[start of MATERIAL TO PROCESS]

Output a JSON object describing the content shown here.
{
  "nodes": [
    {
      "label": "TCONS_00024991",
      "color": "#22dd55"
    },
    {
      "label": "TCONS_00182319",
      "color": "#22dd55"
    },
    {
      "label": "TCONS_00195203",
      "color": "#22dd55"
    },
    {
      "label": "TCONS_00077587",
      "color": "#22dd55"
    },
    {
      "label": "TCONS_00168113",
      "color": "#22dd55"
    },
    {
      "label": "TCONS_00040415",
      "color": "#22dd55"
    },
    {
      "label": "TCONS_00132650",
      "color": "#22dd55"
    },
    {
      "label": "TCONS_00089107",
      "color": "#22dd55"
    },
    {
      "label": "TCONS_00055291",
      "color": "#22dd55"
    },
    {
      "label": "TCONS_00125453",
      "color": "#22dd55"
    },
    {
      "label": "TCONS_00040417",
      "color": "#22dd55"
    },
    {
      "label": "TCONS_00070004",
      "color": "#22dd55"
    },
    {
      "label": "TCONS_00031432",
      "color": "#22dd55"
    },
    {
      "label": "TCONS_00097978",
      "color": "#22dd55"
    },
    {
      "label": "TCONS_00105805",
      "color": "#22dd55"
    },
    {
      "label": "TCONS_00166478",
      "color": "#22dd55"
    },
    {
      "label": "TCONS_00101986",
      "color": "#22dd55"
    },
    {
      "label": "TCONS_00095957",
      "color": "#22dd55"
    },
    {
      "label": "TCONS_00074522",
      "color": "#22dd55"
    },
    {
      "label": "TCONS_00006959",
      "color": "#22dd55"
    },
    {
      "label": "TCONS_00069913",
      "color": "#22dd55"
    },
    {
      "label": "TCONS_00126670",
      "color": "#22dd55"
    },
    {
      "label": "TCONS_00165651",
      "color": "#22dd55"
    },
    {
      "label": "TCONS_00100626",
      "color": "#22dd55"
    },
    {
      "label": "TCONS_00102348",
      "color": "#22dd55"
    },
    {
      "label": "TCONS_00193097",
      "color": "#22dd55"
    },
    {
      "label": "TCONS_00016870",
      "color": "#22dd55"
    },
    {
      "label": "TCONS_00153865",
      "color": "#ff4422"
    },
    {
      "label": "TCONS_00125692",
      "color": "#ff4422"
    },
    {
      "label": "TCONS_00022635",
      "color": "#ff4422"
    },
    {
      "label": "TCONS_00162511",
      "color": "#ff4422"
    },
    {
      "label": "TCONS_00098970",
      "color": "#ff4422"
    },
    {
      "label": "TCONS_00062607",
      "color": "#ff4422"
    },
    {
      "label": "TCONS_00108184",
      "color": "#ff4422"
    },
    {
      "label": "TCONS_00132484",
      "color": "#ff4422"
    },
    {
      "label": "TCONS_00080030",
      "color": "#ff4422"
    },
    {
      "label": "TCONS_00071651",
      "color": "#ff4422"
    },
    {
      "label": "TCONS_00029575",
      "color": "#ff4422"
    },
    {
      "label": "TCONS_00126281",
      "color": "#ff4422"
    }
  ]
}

[end of MATERIAL TO PROCESS]

All of the material must be reproduced exactly.

Output a JSON object describing the content shown here.
{
  "nodes": [
    {
      "label": "TCONS_00024991",
      "color": "#22dd55"
    },
    {
      "label": "TCONS_00182319",
      "color": "#22dd55"
    },
    {
      "label": "TCONS_00195203",
      "color": "#22dd55"
    },
    {
      "label": "TCONS_00077587",
      "color": "#22dd55"
    },
    {
      "label": "TCONS_00168113",
      "color": "#22dd55"
    },
    {
      "label": "TCONS_00040415",
      "color": "#22dd55"
    },
    {
      "label": "TCONS_00132650",
      "color": "#22dd55"
    },
    {
      "label": "TCONS_00089107",
      "color": "#22dd55"
    },
    {
      "label": "TCONS_00055291",
      "color": "#22dd55"
    },
    {
      "label": "TCONS_00125453",
      "color": "#22dd55"
    },
    {
      "label": "TCONS_00040417",
      "color": "#22dd55"
    },
    {
      "label": "TCONS_00070004",
      "color": "#22dd55"
    },
    {
      "label": "TCONS_00031432",
      "color": "#22dd55"
    },
    {
      "label": "TCONS_00097978",
      "color": "#22dd55"
    },
    {
      "label": "TCONS_00105805",
      "color": "#22dd55"
    },
    {
      "label": "TCONS_00166478",
      "color": "#22dd55"
    },
    {
      "label": "TCONS_00101986",
      "color": "#22dd55"
    },
    {
      "label": "TCONS_00095957",
      "color": "#22dd55"
    },
    {
      "label": "TCONS_00074522",
      "color": "#22dd55"
    },
    {
      "label": "TCONS_00006959",
      "color": "#22dd55"
    },
    {
      "label": "TCONS_00069913",
      "color": "#22dd55"
    },
    {
      "label": "TCONS_00126670",
      "color": "#22dd55"
    },
    {
      "label": "TCONS_00165651",
      "color": "#22dd55"
    },
    {
      "label": "TCONS_00100626",
      "color": "#22dd55"
    },
    {
      "label": "TCONS_00102348",
      "color": "#22dd55"
    },
    {
      "label": "TCONS_00193097",
      "color": "#22dd55"
    },
    {
      "label": "TCONS_00016870",
      "color": "#22dd55"
    },
    {
      "label": "TCONS_00153865",
      "color": "#ff4422"
    },
    {
      "label": "TCONS_00125692",
      "color": "#ff4422"
    },
    {
      "label": "TCONS_00022635",
      "color": "#ff4422"
    },
    {
      "label": "TCONS_00162511",
      "color": "#ff4422"
    },
    {
      "label": "TCONS_00098970",
      "color": "#ff4422"
    },
    {
      "label": "TCONS_00062607",
      "color": "#ff4422"
    },
    {
      "label": "TCONS_00108184",
      "color": "#ff4422"
    },
    {
      "label": "TCONS_00132484",
      "color": "#ff4422"
    },
    {
      "label": "TCONS_00080030",
      "color": "#ff4422"
    },
    {
      "label": "TCONS_00071651",
      "color": "#ff4422"
    },
    {
      "label": "TCONS_00029575",
      "color": "#ff4422"
    },
    {
      "label": "TCONS_00126281",
      "color": "#ff4422"
    }
  ]
}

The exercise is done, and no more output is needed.